Transcribe the lines below verbatim, skipping the images.

===== SOURCE MATERIAL =====

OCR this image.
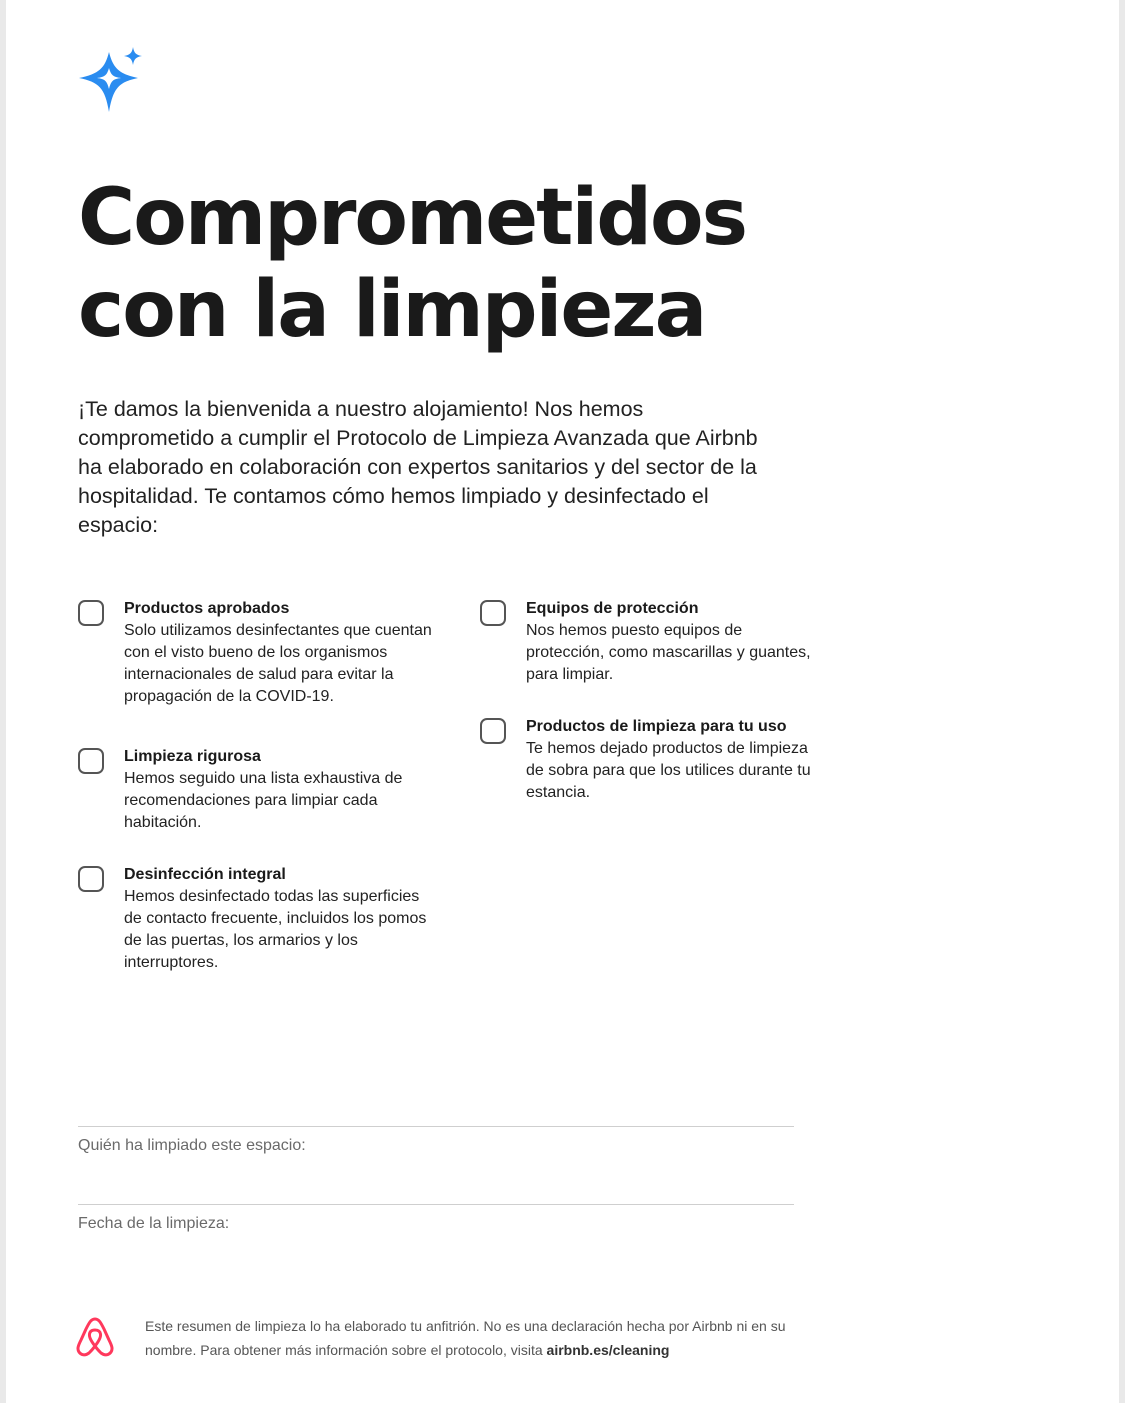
Comprometidos
con la limpieza

¡Te damos la bienvenida a nuestro alojamiento! Nos hemos comprometido a cumplir el Protocolo de Limpieza Avanzada que Airbnb ha elaborado en colaboración con expertos sanitarios y del sector de la hospitalidad. Te contamos cómo hemos limpiado y desinfectado el espacio:

Productos aprobados
Solo utilizamos desinfectantes que cuentan con el visto bueno de los organismos internacionales de salud para evitar la propagación de la COVID-19.
Limpieza rigurosa
Hemos seguido una lista exhaustiva de recomendaciones para limpiar cada habitación.
Desinfección integral
Hemos desinfectado todas las superficies de contacto frecuente, incluidos los pomos de las puertas, los armarios y los interruptores.
Equipos de protección
Nos hemos puesto equipos de protección, como mascarillas y guantes, para limpiar.
Productos de limpieza para tu uso
Te hemos dejado productos de limpieza de sobra para que los utilices durante tu estancia.
Quién ha limpiado este espacio:
Fecha de la limpieza:
Este resumen de limpieza lo ha elaborado tu anfitrión. No es una declaración hecha por Airbnb ni en su nombre. Para obtener más información sobre el protocolo, visita airbnb.es/cleaning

=====

▶ [SOLUTION FOR THIS EXERCISE]:
OCR this image.
Comprometidos
con la limpieza

¡Te damos la bienvenida a nuestro alojamiento! Nos hemos comprometido a cumplir el Protocolo de Limpieza Avanzada que Airbnb ha elaborado en colaboración con expertos sanitarios y del sector de la hospitalidad. Te contamos cómo hemos limpiado y desinfectado el espacio:

Productos aprobados
Solo utilizamos desinfectantes que cuentan con el visto bueno de los organismos internacionales de salud para evitar la propagación de la COVID-19.
Limpieza rigurosa
Hemos seguido una lista exhaustiva de recomendaciones para limpiar cada habitación.
Desinfección integral
Hemos desinfectado todas las superficies de contacto frecuente, incluidos los pomos de las puertas, los armarios y los interruptores.
Equipos de protección
Nos hemos puesto equipos de protección, como mascarillas y guantes, para limpiar.
Productos de limpieza para tu uso
Te hemos dejado productos de limpieza de sobra para que los utilices durante tu estancia.
Quién ha limpiado este espacio:
Fecha de la limpieza:
Este resumen de limpieza lo ha elaborado tu anfitrión. No es una declaración hecha por Airbnb ni en su nombre. Para obtener más información sobre el protocolo, visita airbnb.es/cleaning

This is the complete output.